Written exercise: Transcribe the records exactly. Pictures do not belong in the transcription.

Extracted records:
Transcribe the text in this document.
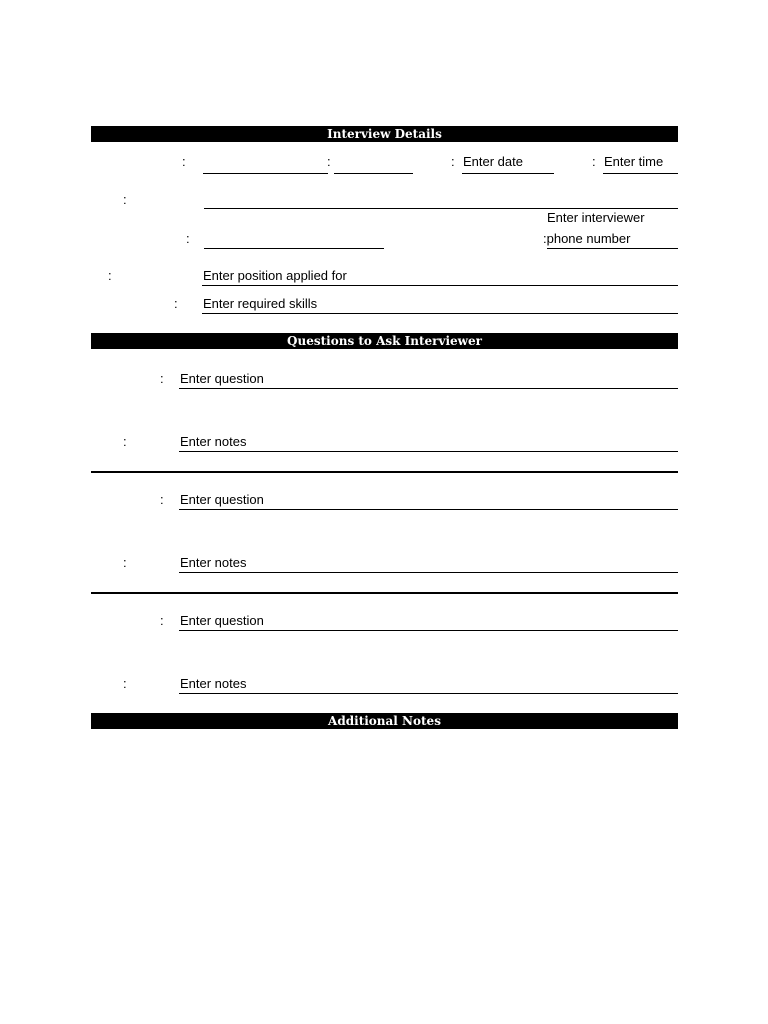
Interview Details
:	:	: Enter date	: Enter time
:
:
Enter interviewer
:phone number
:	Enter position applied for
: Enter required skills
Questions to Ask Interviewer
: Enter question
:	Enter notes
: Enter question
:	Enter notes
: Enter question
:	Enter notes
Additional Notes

Output for this task:
Transcribe the text in this document.
Interview Details
:	:	: Enter date	: Enter time
:
:
Enter interviewer
:phone number
:	Enter position applied for
: Enter required skills
Questions to Ask Interviewer
: Enter question
:	Enter notes
: Enter question
:	Enter notes
: Enter question
:	Enter notes
Additional Notes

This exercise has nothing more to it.